• RECORDS FOR THE EXERCISE

########################################

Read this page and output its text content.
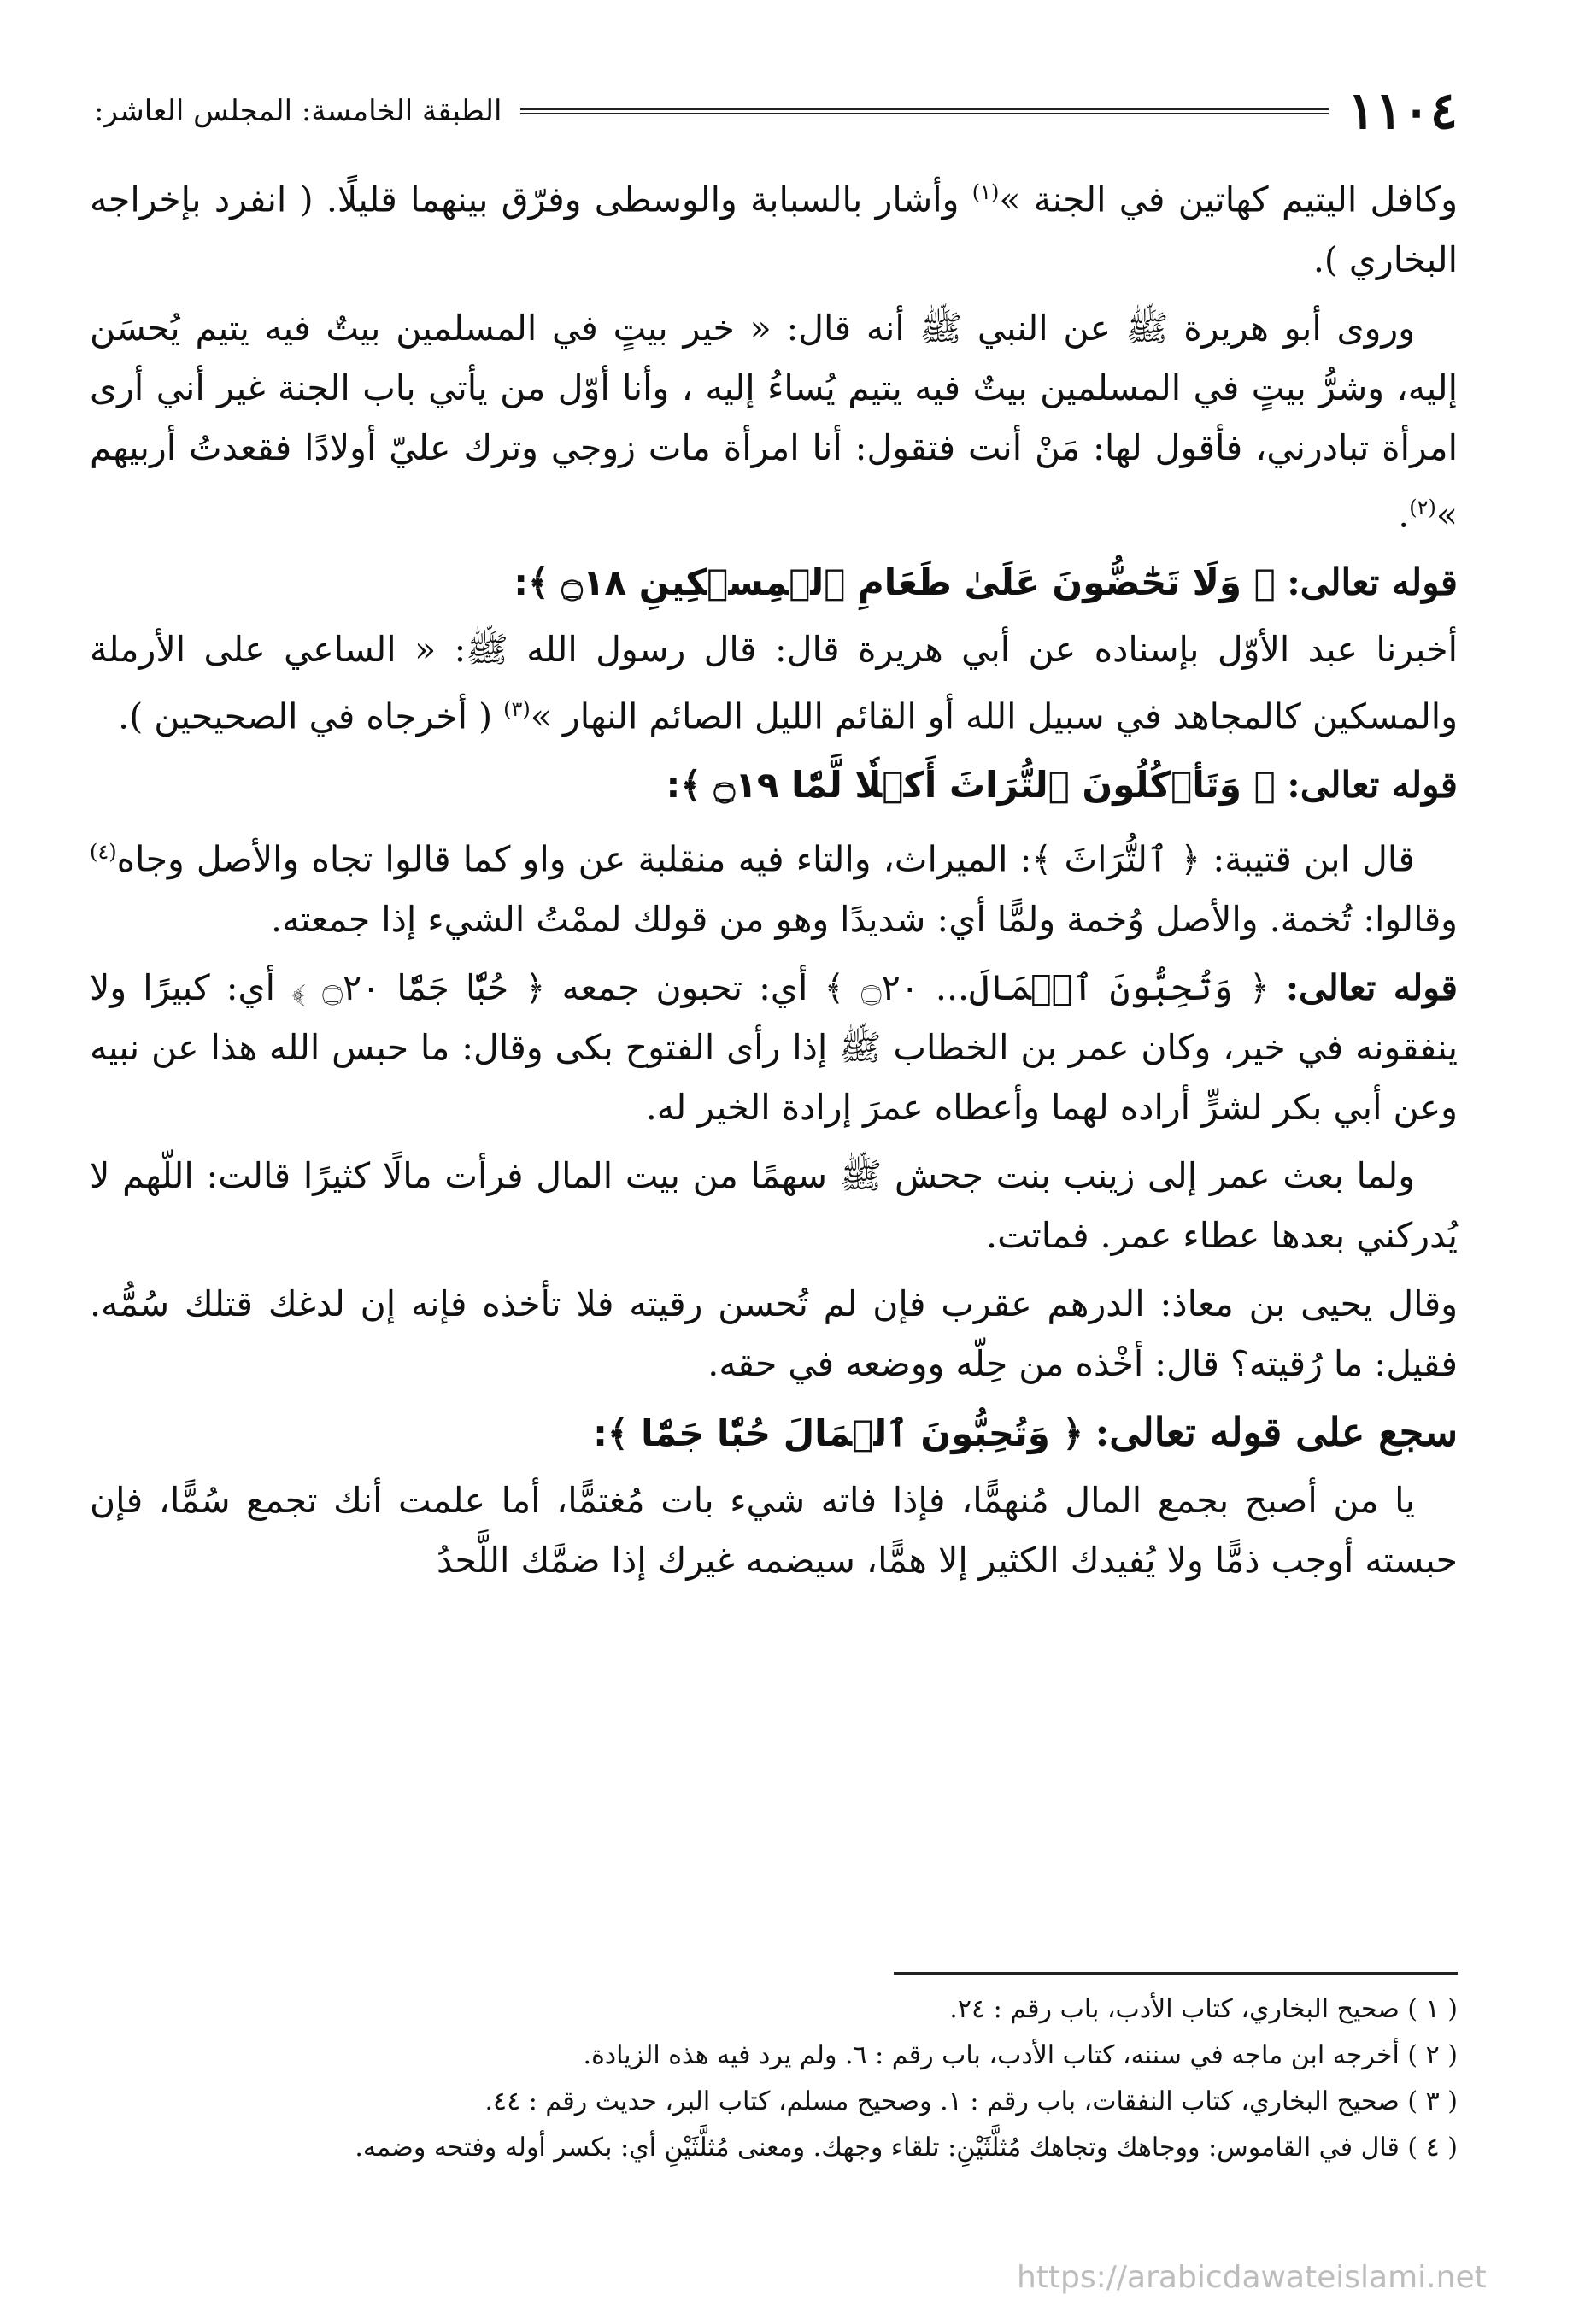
١١٠٤
الطبقة الخامسة: المجلس العاشر:

وكافل اليتيم كهاتين في الجنة »$^{(١)}$ وأشار بالسبابة والوسطى وفرّق بينهما قليلًا. ( انفرد بإخراجه البخاري ).

وروى أبو هريرة ﷺ عن النبي ﷺ أنه قال: « خير بيتٍ في المسلمين بيتٌ فيه يتيم يُحسَن إليه، وشرُّ بيتٍ في المسلمين بيتٌ فيه يتيم يُساءُ إليه ، وأنا أوّل من يأتي باب الجنة غير أني أرى امرأة تبادرني، فأقول لها: مَنْ أنت فتقول: أنا امرأة مات زوجي وترك عليّ أولادًا فقعدتُ أربيهم »$^{(٢)}$.

قوله تعالى: ﴿ وَلَا تَحَٰٓضُّونَ عَلَىٰ طَعَامِ ٱلۡمِسۡكِينِ ۝١٨ ﴾:

أخبرنا عبد الأوّل بإسناده عن أبي هريرة قال: قال رسول الله ﷺ: « الساعي على الأرملة والمسكين كالمجاهد في سبيل الله أو القائم الليل الصائم النهار »$^{(٣)}$ ( أخرجاه في الصحيحين ).

قوله تعالى: ﴿ وَتَأۡكُلُونَ ٱلتُّرَاثَ أَكۡلٗا لَّمّٗا ۝١٩ ﴾:

قال ابن قتيبة: ﴿ ٱلتُّرَاثَ ﴾: الميراث، والتاء فيه منقلبة عن واو كما قالوا تجاه والأصل وجاه$^{(٤)}$ وقالوا: تُخمة. والأصل وُخمة ولمًّا أي: شديدًا وهو من قولك لممْتُ الشيء إذا جمعته.

قوله تعالى: ﴿ وَتُحِبُّونَ ٱلۡمَالَ... ۝٢٠ ﴾ أي: تحبون جمعه ﴿ حُبّٗا جَمّٗا ۝٢٠ ﴾ أي: كبيرًا ولا ينفقونه في خير، وكان عمر بن الخطاب ﷺ إذا رأى الفتوح بكى وقال: ما حبس الله هذا عن نبيه وعن أبي بكر لشرٍّ أراده لهما وأعطاه عمرَ إرادة الخير له.

ولما بعث عمر إلى زينب بنت جحش ﷺ سهمًا من بيت المال فرأت مالًا كثيرًا قالت: اللّهم لا يُدركني بعدها عطاء عمر. فماتت.

وقال يحيى بن معاذ: الدرهم عقرب فإن لم تُحسن رقيته فلا تأخذه فإنه إن لدغك قتلك سُمُّه. فقيل: ما رُقيته؟ قال: أخْذه من حِلّه ووضعه في حقه.

سجع على قوله تعالى: ﴿ وَتُحِبُّونَ ٱلۡمَالَ حُبّٗا جَمّٗا ﴾:

يا من أصبح بجمع المال مُنهمًّا، فإذا فاته شيء بات مُغتمًّا، أما علمت أنك تجمع سُمًّا، فإن حبسته أوجب ذمًّا ولا يُفيدك الكثير إلا همًّا، سيضمه غيرك إذا ضمَّك اللَّحدُ

( ١ ) صحيح البخاري، كتاب الأدب، باب رقم : ٢٤.

( ٢ ) أخرجه ابن ماجه في سننه، كتاب الأدب، باب رقم : ٦. ولم يرد فيه هذه الزيادة.

( ٣ ) صحيح البخاري، كتاب النفقات، باب رقم : ١. وصحيح مسلم، كتاب البر، حديث رقم : ٤٤.

( ٤ ) قال في القاموس: ووجاهك وتجاهك مُثلَّثَيْنِ: تلقاء وجهك. ومعنى مُثلَّثَيْنِ أي: بكسر أوله وفتحه وضمه.

https://arabicdawateislami.net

########################################

• TASK STATEMENT
Write out every line from the entries where "الأدب" appears.

• THE SOLUTION
( ١ ) صحيح البخاري، كتاب الأدب، باب رقم : ٢٤.
( ٢ ) أخرجه ابن ماجه في سننه، كتاب الأدب، باب رقم : ٦. ولم يرد فيه هذه الزيادة.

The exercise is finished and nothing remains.